=== MATERIAL FOR THIS TASK ===
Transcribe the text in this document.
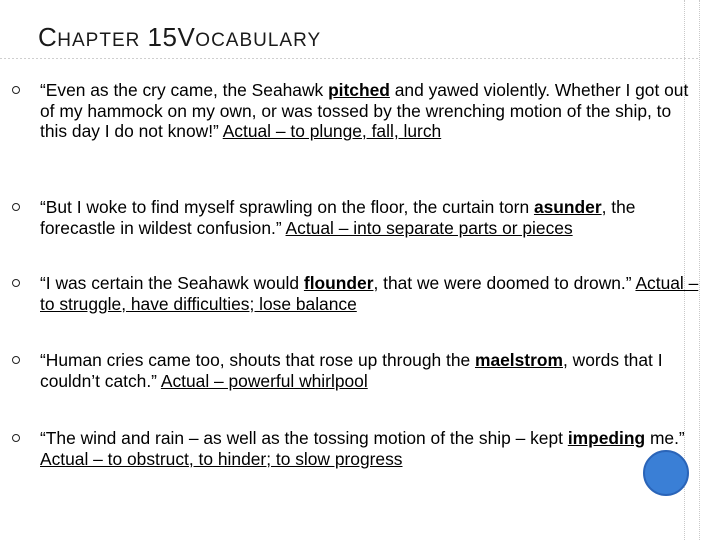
CHAPTER 15VOCABULARY
“Even as the cry came, the Seahawk pitched and yawed violently. Whether I got out of my hammock on my own, or was tossed by the wrenching motion of the ship, to this day I do not know!” Actual – to plunge, fall, lurch
“But I woke to find myself sprawling on the floor, the curtain torn asunder, the forecastle in wildest confusion.” Actual – into separate parts or pieces
“I was certain the Seahawk would flounder, that we were doomed to drown.” Actual – to struggle, have difficulties; lose balance
“Human cries came too, shouts that rose up through the maelstrom, words that I couldn’t catch.” Actual – powerful whirlpool
“The wind and rain – as well as the tossing motion of the ship – kept impeding me.” Actual – to obstruct, to hinder; to slow progress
===
- [GIVEN TASK] Every line above should be returned word for word, with the pictures left behind.

- [THE COMPLETED TASK]
Transcribe the text in this document.
CHAPTER 15VOCABULARY
“Even as the cry came, the Seahawk pitched and yawed violently. Whether I got out of my hammock on my own, or was tossed by the wrenching motion of the ship, to this day I do not know!” Actual – to plunge, fall, lurch
“But I woke to find myself sprawling on the floor, the curtain torn asunder, the forecastle in wildest confusion.” Actual – into separate parts or pieces
“I was certain the Seahawk would flounder, that we were doomed to drown.” Actual – to struggle, have difficulties; lose balance
“Human cries came too, shouts that rose up through the maelstrom, words that I couldn’t catch.” Actual – powerful whirlpool
“The wind and rain – as well as the tossing motion of the ship – kept impeding me.” Actual – to obstruct, to hinder; to slow progress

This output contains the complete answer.